(Dataset records)
===

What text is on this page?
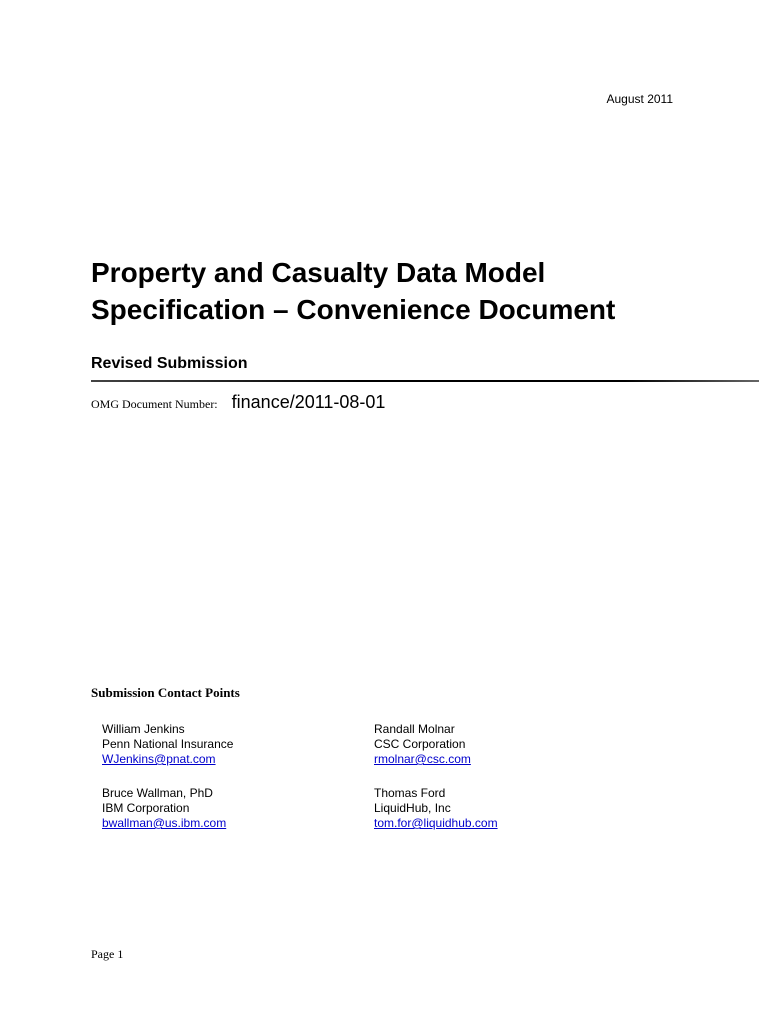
August 2011
Property and Casualty Data Model
Specification – Convenience Document
Revised Submission
OMG Document Number: finance/2011-08-01
Submission Contact Points
William Jenkins
Penn National Insurance
WJenkins@pnat.com
Randall Molnar
CSC Corporation
rmolnar@csc.com
Bruce Wallman, PhD
IBM Corporation
bwallman@us.ibm.com
Thomas Ford
LiquidHub, Inc
tom.for@liquidhub.com
Page 1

===

● EXERCISE OBJECTIVE
Count the lines in the records above that contain the word "Submission", and give only the number.

● SOLUTION TO THE PROBLEM
2